== Supplied material ==
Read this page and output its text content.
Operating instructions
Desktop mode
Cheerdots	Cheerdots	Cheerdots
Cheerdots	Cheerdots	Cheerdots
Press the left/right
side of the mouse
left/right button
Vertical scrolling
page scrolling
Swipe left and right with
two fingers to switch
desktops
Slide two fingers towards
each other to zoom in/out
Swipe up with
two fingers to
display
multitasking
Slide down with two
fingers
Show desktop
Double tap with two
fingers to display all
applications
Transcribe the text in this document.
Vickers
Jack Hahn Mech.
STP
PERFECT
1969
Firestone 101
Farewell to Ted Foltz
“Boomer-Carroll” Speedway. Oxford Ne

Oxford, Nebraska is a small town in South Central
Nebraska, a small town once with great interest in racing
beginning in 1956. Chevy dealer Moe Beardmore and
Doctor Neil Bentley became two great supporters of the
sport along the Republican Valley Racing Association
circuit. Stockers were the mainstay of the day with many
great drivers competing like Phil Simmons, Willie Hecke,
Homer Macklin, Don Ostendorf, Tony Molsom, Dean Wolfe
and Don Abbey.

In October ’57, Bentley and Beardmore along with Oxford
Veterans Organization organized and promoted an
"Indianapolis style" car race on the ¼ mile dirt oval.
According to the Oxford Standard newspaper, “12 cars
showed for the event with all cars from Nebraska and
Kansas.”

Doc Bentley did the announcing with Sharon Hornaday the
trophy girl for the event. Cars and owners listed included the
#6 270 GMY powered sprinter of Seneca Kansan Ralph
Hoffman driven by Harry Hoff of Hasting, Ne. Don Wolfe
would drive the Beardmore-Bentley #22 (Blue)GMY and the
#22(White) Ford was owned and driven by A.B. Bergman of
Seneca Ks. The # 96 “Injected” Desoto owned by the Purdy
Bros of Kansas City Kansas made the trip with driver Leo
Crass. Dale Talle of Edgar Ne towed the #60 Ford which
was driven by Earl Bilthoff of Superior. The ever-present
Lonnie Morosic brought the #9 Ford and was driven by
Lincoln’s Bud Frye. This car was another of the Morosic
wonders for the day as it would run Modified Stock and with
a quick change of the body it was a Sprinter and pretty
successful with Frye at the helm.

== Prompt ==
Pull every line holding "text" out of the records.

== Answer for this exercise ==
Read this page and output its text content.
Transcribe the text in this document.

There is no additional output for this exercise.